Saved entries
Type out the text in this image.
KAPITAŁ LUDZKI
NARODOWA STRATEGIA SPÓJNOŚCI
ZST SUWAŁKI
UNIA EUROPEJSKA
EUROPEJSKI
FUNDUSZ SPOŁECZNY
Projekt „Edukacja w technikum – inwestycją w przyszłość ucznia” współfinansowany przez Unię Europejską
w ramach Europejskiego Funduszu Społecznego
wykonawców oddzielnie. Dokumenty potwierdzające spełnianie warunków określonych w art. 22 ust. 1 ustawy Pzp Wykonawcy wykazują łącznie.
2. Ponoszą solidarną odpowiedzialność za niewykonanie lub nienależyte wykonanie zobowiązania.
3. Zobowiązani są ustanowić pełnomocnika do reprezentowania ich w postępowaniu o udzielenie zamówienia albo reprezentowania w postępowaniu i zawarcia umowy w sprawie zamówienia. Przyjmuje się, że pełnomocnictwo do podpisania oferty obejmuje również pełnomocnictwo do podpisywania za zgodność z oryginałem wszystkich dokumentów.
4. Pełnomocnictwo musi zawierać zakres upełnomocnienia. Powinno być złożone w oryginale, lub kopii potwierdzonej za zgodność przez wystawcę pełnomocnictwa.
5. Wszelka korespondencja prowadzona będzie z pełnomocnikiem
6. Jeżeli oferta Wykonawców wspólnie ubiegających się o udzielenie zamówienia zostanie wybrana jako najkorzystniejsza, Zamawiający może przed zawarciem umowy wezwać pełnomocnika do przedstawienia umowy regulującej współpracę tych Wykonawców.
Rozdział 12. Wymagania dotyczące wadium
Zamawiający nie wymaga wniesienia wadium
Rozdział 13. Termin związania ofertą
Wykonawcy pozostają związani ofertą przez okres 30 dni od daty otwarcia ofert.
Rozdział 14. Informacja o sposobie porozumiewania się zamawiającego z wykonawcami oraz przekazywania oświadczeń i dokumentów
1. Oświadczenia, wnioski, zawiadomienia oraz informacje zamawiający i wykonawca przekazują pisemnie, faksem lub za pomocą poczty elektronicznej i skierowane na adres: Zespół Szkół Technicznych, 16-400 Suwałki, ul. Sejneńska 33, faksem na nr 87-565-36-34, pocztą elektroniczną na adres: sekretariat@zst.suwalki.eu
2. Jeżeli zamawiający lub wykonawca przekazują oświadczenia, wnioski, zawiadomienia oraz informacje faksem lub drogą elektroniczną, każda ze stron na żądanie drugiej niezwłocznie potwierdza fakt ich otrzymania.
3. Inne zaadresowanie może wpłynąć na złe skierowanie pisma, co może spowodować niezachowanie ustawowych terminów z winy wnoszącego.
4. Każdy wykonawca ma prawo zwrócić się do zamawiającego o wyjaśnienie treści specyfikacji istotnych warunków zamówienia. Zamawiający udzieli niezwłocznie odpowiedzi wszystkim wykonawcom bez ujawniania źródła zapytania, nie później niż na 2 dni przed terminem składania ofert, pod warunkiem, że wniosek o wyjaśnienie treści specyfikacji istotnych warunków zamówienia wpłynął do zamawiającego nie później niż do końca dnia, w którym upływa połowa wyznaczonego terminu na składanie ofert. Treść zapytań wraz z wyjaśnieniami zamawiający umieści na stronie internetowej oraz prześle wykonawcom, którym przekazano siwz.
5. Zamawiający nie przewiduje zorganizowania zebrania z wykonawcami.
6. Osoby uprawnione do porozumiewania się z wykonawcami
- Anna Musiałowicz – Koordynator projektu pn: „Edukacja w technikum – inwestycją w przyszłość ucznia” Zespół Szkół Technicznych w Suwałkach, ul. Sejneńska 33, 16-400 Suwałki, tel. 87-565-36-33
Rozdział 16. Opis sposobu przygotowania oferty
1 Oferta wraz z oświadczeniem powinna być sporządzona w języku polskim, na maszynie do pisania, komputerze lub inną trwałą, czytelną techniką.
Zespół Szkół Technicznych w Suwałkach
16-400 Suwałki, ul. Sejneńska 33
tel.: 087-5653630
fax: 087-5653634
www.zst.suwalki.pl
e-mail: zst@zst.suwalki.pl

- [Short exercise]: Restate the listing above word for word.

- [Task result]:
Type out the text in this image.
KAPITAŁ LUDZKI
NARODOWA STRATEGIA SPÓJNOŚCI
ZST SUWAŁKI
UNIA EUROPEJSKA
EUROPEJSKI
FUNDUSZ SPOŁECZNY
Projekt „Edukacja w technikum – inwestycją w przyszłość ucznia” współfinansowany przez Unię Europejską
w ramach Europejskiego Funduszu Społecznego
wykonawców oddzielnie. Dokumenty potwierdzające spełnianie warunków określonych w art. 22 ust. 1 ustawy Pzp Wykonawcy wykazują łącznie.
2. Ponoszą solidarną odpowiedzialność za niewykonanie lub nienależyte wykonanie zobowiązania.
3. Zobowiązani są ustanowić pełnomocnika do reprezentowania ich w postępowaniu o udzielenie zamówienia albo reprezentowania w postępowaniu i zawarcia umowy w sprawie zamówienia. Przyjmuje się, że pełnomocnictwo do podpisania oferty obejmuje również pełnomocnictwo do podpisywania za zgodność z oryginałem wszystkich dokumentów.
4. Pełnomocnictwo musi zawierać zakres upełnomocnienia. Powinno być złożone w oryginale, lub kopii potwierdzonej za zgodność przez wystawcę pełnomocnictwa.
5. Wszelka korespondencja prowadzona będzie z pełnomocnikiem
6. Jeżeli oferta Wykonawców wspólnie ubiegających się o udzielenie zamówienia zostanie wybrana jako najkorzystniejsza, Zamawiający może przed zawarciem umowy wezwać pełnomocnika do przedstawienia umowy regulującej współpracę tych Wykonawców.
Rozdział 12. Wymagania dotyczące wadium
Zamawiający nie wymaga wniesienia wadium
Rozdział 13. Termin związania ofertą
Wykonawcy pozostają związani ofertą przez okres 30 dni od daty otwarcia ofert.
Rozdział 14. Informacja o sposobie porozumiewania się zamawiającego z wykonawcami oraz przekazywania oświadczeń i dokumentów
1. Oświadczenia, wnioski, zawiadomienia oraz informacje zamawiający i wykonawca przekazują pisemnie, faksem lub za pomocą poczty elektronicznej i skierowane na adres: Zespół Szkół Technicznych, 16-400 Suwałki, ul. Sejneńska 33, faksem na nr 87-565-36-34, pocztą elektroniczną na adres: sekretariat@zst.suwalki.eu
2. Jeżeli zamawiający lub wykonawca przekazują oświadczenia, wnioski, zawiadomienia oraz informacje faksem lub drogą elektroniczną, każda ze stron na żądanie drugiej niezwłocznie potwierdza fakt ich otrzymania.
3. Inne zaadresowanie może wpłynąć na złe skierowanie pisma, co może spowodować niezachowanie ustawowych terminów z winy wnoszącego.
4. Każdy wykonawca ma prawo zwrócić się do zamawiającego o wyjaśnienie treści specyfikacji istotnych warunków zamówienia. Zamawiający udzieli niezwłocznie odpowiedzi wszystkim wykonawcom bez ujawniania źródła zapytania, nie później niż na 2 dni przed terminem składania ofert, pod warunkiem, że wniosek o wyjaśnienie treści specyfikacji istotnych warunków zamówienia wpłynął do zamawiającego nie później niż do końca dnia, w którym upływa połowa wyznaczonego terminu na składanie ofert. Treść zapytań wraz z wyjaśnieniami zamawiający umieści na stronie internetowej oraz prześle wykonawcom, którym przekazano siwz.
5. Zamawiający nie przewiduje zorganizowania zebrania z wykonawcami.
6. Osoby uprawnione do porozumiewania się z wykonawcami
- Anna Musiałowicz – Koordynator projektu pn: „Edukacja w technikum – inwestycją w przyszłość ucznia” Zespół Szkół Technicznych w Suwałkach, ul. Sejneńska 33, 16-400 Suwałki, tel. 87-565-36-33
Rozdział 16. Opis sposobu przygotowania oferty
1 Oferta wraz z oświadczeniem powinna być sporządzona w języku polskim, na maszynie do pisania, komputerze lub inną trwałą, czytelną techniką.
Zespół Szkół Technicznych w Suwałkach
16-400 Suwałki, ul. Sejneńska 33
tel.: 087-5653630
fax: 087-5653634
www.zst.suwalki.pl
e-mail: zst@zst.suwalki.pl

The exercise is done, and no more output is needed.